*Problem*. Quote the whole listing word for word. Do not include the pictures.

[Dataset excerpt]
____________

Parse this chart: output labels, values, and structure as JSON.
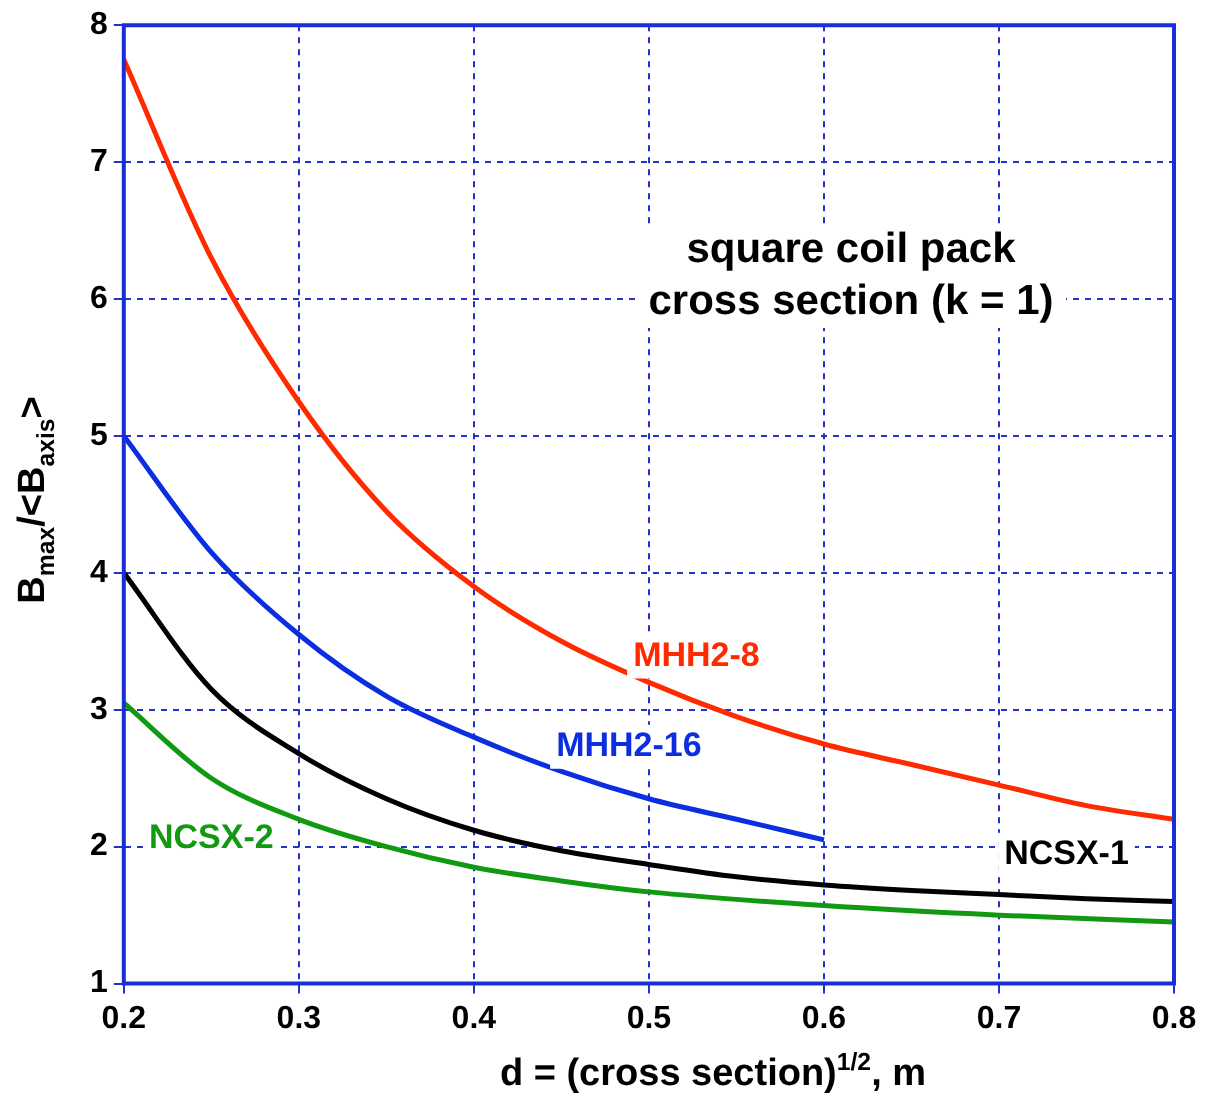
{
  "chart_data": {
    "type": "line",
    "xlabel": "d = (cross section)$^{1/2}$, m",
    "ylabel": "B$_{max}$/<B$_{axis}$>",
    "annotations": [
      "square coil pack cross section (k = 1)"
    ],
    "xlim": [
      0.2,
      0.8
    ],
    "xticks": [
      0.2,
      0.3,
      0.4,
      0.5,
      0.6,
      0.7,
      0.8
    ],
    "ylim": [
      1,
      8
    ],
    "yticks": [
      1,
      2,
      3,
      4,
      5,
      6,
      7,
      8
    ],
    "grid": true,
    "legend": false,
    "marker": "none",
    "line_style": "solid",
    "series": [
      {
        "name": "MHH2-8",
        "color": "#ff2a00",
        "x": [
          0.2,
          0.25,
          0.3,
          0.35,
          0.4,
          0.45,
          0.5,
          0.55,
          0.6,
          0.65,
          0.7,
          0.75,
          0.8
        ],
        "values": [
          7.75,
          6.3,
          5.25,
          4.45,
          3.9,
          3.5,
          3.2,
          2.95,
          2.75,
          2.6,
          2.45,
          2.3,
          2.2
        ]
      },
      {
        "name": "MHH2-16",
        "color": "#0a2ee0",
        "x": [
          0.2,
          0.25,
          0.3,
          0.35,
          0.4,
          0.45,
          0.5,
          0.55,
          0.6
        ],
        "values": [
          5.0,
          4.15,
          3.55,
          3.1,
          2.8,
          2.55,
          2.35,
          2.2,
          2.05
        ]
      },
      {
        "name": "NCSX-1",
        "color": "#000000",
        "x": [
          0.2,
          0.25,
          0.3,
          0.35,
          0.4,
          0.45,
          0.5,
          0.55,
          0.6,
          0.65,
          0.7,
          0.75,
          0.8
        ],
        "values": [
          4.0,
          3.15,
          2.68,
          2.35,
          2.12,
          1.97,
          1.87,
          1.78,
          1.72,
          1.68,
          1.65,
          1.62,
          1.6
        ]
      },
      {
        "name": "NCSX-2",
        "color": "#119911",
        "x": [
          0.2,
          0.25,
          0.3,
          0.35,
          0.4,
          0.45,
          0.5,
          0.6,
          0.7,
          0.8
        ],
        "values": [
          3.05,
          2.5,
          2.2,
          2.0,
          1.85,
          1.75,
          1.67,
          1.57,
          1.5,
          1.45
        ]
      }
    ]
  }
}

____________

*Output*.
Parse this chart: output labels, values, and structure as JSON.
{
  "chart_data": {
    "type": "line",
    "xlabel": "d = (cross section)$^{1/2}$, m",
    "ylabel": "B$_{max}$/<B$_{axis}$>",
    "annotations": [
      "square coil pack cross section (k = 1)"
    ],
    "xlim": [
      0.2,
      0.8
    ],
    "xticks": [
      0.2,
      0.3,
      0.4,
      0.5,
      0.6,
      0.7,
      0.8
    ],
    "ylim": [
      1,
      8
    ],
    "yticks": [
      1,
      2,
      3,
      4,
      5,
      6,
      7,
      8
    ],
    "grid": true,
    "legend": false,
    "marker": "none",
    "line_style": "solid",
    "series": [
      {
        "name": "MHH2-8",
        "color": "#ff2a00",
        "x": [
          0.2,
          0.25,
          0.3,
          0.35,
          0.4,
          0.45,
          0.5,
          0.55,
          0.6,
          0.65,
          0.7,
          0.75,
          0.8
        ],
        "values": [
          7.75,
          6.3,
          5.25,
          4.45,
          3.9,
          3.5,
          3.2,
          2.95,
          2.75,
          2.6,
          2.45,
          2.3,
          2.2
        ]
      },
      {
        "name": "MHH2-16",
        "color": "#0a2ee0",
        "x": [
          0.2,
          0.25,
          0.3,
          0.35,
          0.4,
          0.45,
          0.5,
          0.55,
          0.6
        ],
        "values": [
          5.0,
          4.15,
          3.55,
          3.1,
          2.8,
          2.55,
          2.35,
          2.2,
          2.05
        ]
      },
      {
        "name": "NCSX-1",
        "color": "#000000",
        "x": [
          0.2,
          0.25,
          0.3,
          0.35,
          0.4,
          0.45,
          0.5,
          0.55,
          0.6,
          0.65,
          0.7,
          0.75,
          0.8
        ],
        "values": [
          4.0,
          3.15,
          2.68,
          2.35,
          2.12,
          1.97,
          1.87,
          1.78,
          1.72,
          1.68,
          1.65,
          1.62,
          1.6
        ]
      },
      {
        "name": "NCSX-2",
        "color": "#119911",
        "x": [
          0.2,
          0.25,
          0.3,
          0.35,
          0.4,
          0.45,
          0.5,
          0.6,
          0.7,
          0.8
        ],
        "values": [
          3.05,
          2.5,
          2.2,
          2.0,
          1.85,
          1.75,
          1.67,
          1.57,
          1.5,
          1.45
        ]
      }
    ]
  }
}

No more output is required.